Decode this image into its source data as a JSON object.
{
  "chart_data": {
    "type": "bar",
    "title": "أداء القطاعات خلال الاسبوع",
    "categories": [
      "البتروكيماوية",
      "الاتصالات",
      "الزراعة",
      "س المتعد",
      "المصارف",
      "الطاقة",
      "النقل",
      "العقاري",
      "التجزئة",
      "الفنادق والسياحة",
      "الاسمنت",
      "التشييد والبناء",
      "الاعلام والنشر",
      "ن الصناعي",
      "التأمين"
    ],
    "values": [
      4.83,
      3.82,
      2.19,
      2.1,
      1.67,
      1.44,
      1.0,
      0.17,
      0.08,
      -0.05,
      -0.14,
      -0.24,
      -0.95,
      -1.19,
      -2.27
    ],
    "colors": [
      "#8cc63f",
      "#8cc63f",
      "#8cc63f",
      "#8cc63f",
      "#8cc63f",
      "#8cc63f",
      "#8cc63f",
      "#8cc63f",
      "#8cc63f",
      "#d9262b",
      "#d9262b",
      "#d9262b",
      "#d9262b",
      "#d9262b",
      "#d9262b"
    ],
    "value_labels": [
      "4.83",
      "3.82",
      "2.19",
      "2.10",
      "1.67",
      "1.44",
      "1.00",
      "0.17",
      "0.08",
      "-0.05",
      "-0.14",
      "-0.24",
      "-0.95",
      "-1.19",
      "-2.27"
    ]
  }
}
######
- _Exercise_:
Retype all the material above precisely, with no line left out.

- _Exercise response_:
Decode this image into its source data as a JSON object.
{
  "chart_data": {
    "type": "bar",
    "title": "أداء القطاعات خلال الاسبوع",
    "categories": [
      "البتروكيماوية",
      "الاتصالات",
      "الزراعة",
      "س المتعد",
      "المصارف",
      "الطاقة",
      "النقل",
      "العقاري",
      "التجزئة",
      "الفنادق والسياحة",
      "الاسمنت",
      "التشييد والبناء",
      "الاعلام والنشر",
      "ن الصناعي",
      "التأمين"
    ],
    "values": [
      4.83,
      3.82,
      2.19,
      2.1,
      1.67,
      1.44,
      1.0,
      0.17,
      0.08,
      -0.05,
      -0.14,
      -0.24,
      -0.95,
      -1.19,
      -2.27
    ],
    "colors": [
      "#8cc63f",
      "#8cc63f",
      "#8cc63f",
      "#8cc63f",
      "#8cc63f",
      "#8cc63f",
      "#8cc63f",
      "#8cc63f",
      "#8cc63f",
      "#d9262b",
      "#d9262b",
      "#d9262b",
      "#d9262b",
      "#d9262b",
      "#d9262b"
    ],
    "value_labels": [
      "4.83",
      "3.82",
      "2.19",
      "2.10",
      "1.67",
      "1.44",
      "1.00",
      "0.17",
      "0.08",
      "-0.05",
      "-0.14",
      "-0.24",
      "-0.95",
      "-1.19",
      "-2.27"
    ]
  }
}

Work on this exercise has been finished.